Extracted records
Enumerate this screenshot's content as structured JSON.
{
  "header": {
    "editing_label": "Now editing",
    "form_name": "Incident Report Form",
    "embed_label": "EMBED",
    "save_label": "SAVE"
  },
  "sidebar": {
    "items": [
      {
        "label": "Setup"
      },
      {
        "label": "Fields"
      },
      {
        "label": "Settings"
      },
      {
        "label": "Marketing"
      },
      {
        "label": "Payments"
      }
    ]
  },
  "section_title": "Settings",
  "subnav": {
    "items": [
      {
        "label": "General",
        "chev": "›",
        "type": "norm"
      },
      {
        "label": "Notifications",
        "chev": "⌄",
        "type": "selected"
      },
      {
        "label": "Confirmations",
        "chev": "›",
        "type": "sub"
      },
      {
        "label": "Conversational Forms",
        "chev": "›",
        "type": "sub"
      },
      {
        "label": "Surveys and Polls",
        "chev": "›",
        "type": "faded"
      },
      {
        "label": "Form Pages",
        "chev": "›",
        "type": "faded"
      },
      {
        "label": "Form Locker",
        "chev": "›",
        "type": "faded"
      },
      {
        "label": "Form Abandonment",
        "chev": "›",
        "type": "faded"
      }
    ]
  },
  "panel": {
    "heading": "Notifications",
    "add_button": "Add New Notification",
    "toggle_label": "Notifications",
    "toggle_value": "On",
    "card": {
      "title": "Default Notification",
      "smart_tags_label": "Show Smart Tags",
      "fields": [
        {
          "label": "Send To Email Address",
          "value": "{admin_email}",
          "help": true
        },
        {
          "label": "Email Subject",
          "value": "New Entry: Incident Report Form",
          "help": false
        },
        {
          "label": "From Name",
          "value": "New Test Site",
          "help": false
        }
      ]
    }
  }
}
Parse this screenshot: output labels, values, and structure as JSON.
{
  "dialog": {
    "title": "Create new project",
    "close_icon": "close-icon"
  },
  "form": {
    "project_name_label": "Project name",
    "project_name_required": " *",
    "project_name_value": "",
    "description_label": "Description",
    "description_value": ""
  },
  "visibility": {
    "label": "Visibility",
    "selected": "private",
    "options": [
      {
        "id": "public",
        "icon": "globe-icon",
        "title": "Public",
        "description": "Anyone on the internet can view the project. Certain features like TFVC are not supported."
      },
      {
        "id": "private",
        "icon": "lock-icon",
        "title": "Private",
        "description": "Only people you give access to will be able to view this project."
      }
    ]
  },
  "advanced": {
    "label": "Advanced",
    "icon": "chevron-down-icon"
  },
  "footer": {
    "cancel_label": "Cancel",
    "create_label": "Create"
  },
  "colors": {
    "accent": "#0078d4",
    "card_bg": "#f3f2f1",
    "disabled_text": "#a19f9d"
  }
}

**Exercise brief:** Reproduce the lines of the entries above exactly, but only from the line containing "Parse this screenshot: output" through the final line.

**Result:**
Parse this screenshot: output labels, values, and structure as JSON.
{
  "dialog": {
    "title": "Create new project",
    "close_icon": "close-icon"
  },
  "form": {
    "project_name_label": "Project name",
    "project_name_required": " *",
    "project_name_value": "",
    "description_label": "Description",
    "description_value": ""
  },
  "visibility": {
    "label": "Visibility",
    "selected": "private",
    "options": [
      {
        "id": "public",
        "icon": "globe-icon",
        "title": "Public",
        "description": "Anyone on the internet can view the project. Certain features like TFVC are not supported."
      },
      {
        "id": "private",
        "icon": "lock-icon",
        "title": "Private",
        "description": "Only people you give access to will be able to view this project."
      }
    ]
  },
  "advanced": {
    "label": "Advanced",
    "icon": "chevron-down-icon"
  },
  "footer": {
    "cancel_label": "Cancel",
    "create_label": "Create"
  },
  "colors": {
    "accent": "#0078d4",
    "card_bg": "#f3f2f1",
    "disabled_text": "#a19f9d"
  }
}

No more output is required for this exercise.